**Work instructions:**
Word for word, give the material below again, minus any images.
== Supplied material
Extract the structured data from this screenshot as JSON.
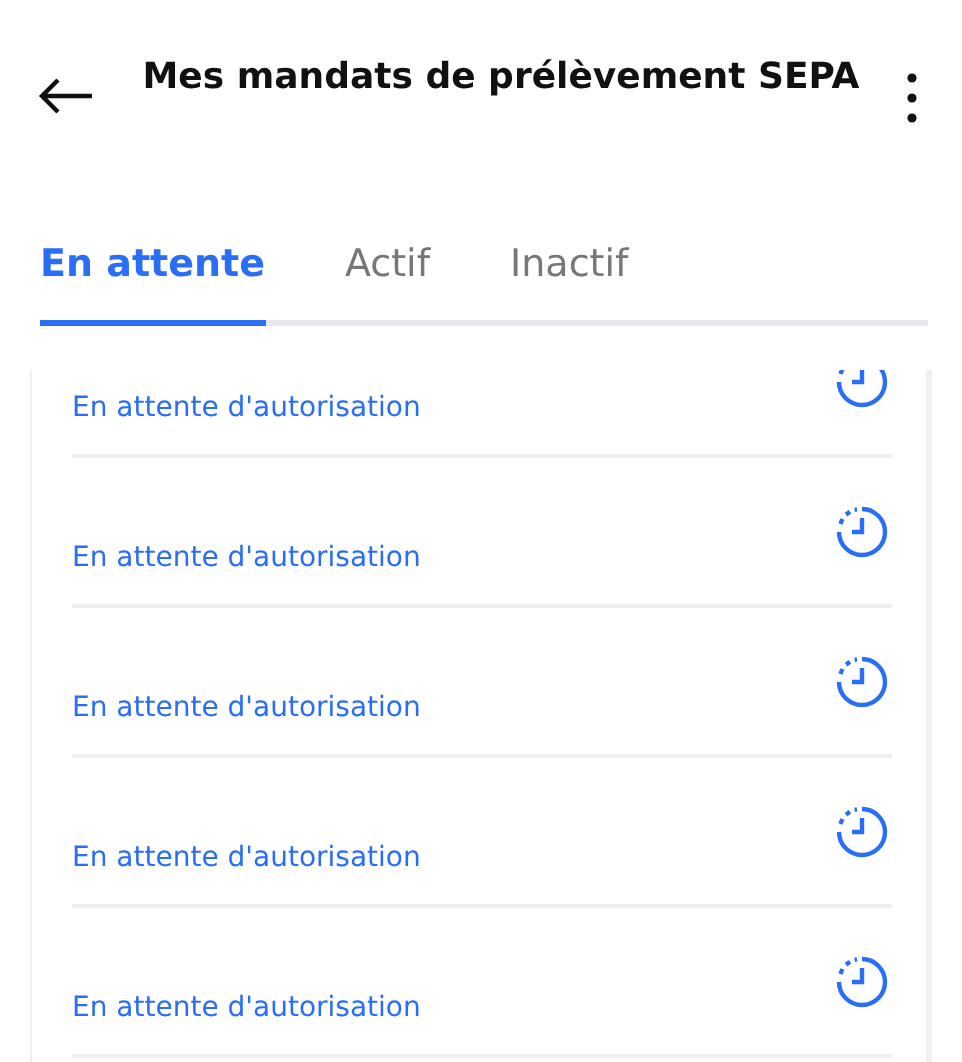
{
  "header": {
    "title": "Mes mandats de prélèvement SEPA"
  },
  "tabs": [
    {
      "label": "En attente",
      "selected": true
    },
    {
      "label": "Actif",
      "selected": false
    },
    {
      "label": "Inactif",
      "selected": false
    }
  ],
  "mandates": [
    {
      "status": "En attente d'autorisation"
    },
    {
      "status": "En attente d'autorisation"
    },
    {
      "status": "En attente d'autorisation"
    },
    {
      "status": "En attente d'autorisation"
    },
    {
      "status": "En attente d'autorisation"
    }
  ]
}
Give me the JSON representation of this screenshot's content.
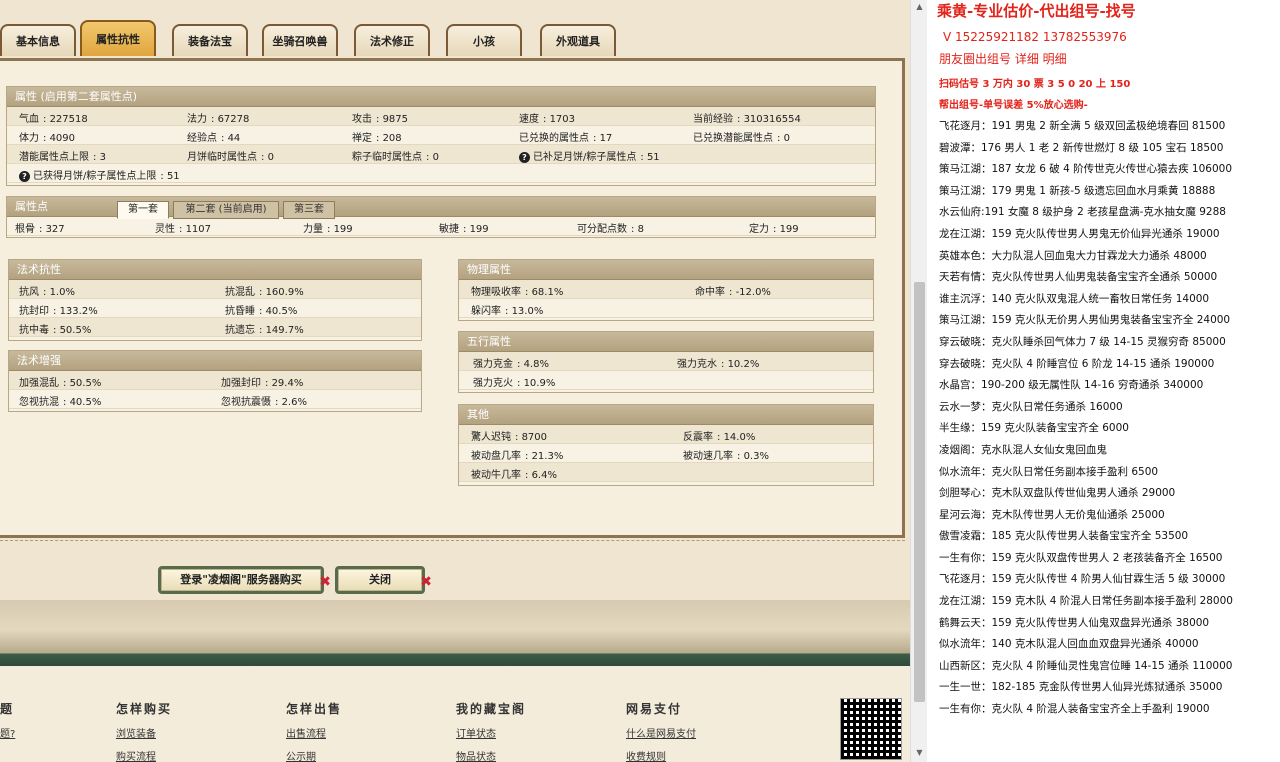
====
**Answer:**
Extract the structured data from this screenshot as JSON.
{
  "header": {
    "title": "Mes mandats de prélèvement SEPA"
  },
  "tabs": [
    {
      "label": "En attente",
      "selected": true
    },
    {
      "label": "Actif",
      "selected": false
    },
    {
      "label": "Inactif",
      "selected": false
    }
  ],
  "mandates": [
    {
      "status": "En attente d'autorisation"
    },
    {
      "status": "En attente d'autorisation"
    },
    {
      "status": "En attente d'autorisation"
    },
    {
      "status": "En attente d'autorisation"
    },
    {
      "status": "En attente d'autorisation"
    }
  ]
}
Give me the JSON representation of this screenshot's content.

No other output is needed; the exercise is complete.